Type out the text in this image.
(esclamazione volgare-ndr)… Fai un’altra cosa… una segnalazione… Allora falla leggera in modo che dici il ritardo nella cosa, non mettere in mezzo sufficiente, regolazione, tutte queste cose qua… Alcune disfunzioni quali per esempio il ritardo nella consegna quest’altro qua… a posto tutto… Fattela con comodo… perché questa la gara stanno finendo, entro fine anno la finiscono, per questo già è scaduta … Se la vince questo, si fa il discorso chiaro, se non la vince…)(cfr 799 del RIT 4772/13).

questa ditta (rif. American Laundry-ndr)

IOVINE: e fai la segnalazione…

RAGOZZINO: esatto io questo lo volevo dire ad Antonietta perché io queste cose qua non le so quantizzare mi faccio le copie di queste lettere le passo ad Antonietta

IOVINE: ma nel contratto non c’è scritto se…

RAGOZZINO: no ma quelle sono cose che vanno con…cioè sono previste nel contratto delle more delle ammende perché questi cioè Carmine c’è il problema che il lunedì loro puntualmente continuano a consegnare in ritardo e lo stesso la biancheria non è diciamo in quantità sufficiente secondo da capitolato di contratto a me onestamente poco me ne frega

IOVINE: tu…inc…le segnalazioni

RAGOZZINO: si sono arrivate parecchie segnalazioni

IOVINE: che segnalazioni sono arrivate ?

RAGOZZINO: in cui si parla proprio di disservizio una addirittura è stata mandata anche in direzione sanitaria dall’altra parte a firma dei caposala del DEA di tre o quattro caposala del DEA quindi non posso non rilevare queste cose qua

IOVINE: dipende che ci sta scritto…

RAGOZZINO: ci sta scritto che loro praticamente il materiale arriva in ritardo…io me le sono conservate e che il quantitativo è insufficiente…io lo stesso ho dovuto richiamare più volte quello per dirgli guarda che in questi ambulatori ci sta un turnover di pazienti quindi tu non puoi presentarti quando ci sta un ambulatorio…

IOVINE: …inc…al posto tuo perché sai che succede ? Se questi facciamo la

☆ ☆ ☆ ☆

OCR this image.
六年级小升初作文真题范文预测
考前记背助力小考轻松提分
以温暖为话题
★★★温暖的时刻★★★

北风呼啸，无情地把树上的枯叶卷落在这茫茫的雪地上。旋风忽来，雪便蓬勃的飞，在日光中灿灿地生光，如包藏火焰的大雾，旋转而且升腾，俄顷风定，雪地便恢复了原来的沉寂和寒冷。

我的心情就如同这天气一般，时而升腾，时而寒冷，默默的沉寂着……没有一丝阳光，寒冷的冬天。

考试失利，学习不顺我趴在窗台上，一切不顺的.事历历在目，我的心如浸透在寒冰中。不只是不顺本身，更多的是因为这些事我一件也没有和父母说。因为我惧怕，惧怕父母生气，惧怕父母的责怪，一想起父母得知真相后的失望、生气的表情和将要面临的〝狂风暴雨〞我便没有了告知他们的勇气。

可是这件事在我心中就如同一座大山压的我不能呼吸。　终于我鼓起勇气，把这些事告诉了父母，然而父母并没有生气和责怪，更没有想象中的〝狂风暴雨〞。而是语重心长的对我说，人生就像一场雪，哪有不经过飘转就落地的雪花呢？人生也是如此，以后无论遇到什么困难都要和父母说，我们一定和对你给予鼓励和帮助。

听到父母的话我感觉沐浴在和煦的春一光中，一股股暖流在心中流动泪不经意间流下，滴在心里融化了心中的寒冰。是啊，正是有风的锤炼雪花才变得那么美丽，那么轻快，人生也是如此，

☆ ☆ ☆ ☆

== Exercise details ==
Copy out each line in the preceding records that contains "image".

== Solved exercise ==
Type out the text in this image.
OCR this image.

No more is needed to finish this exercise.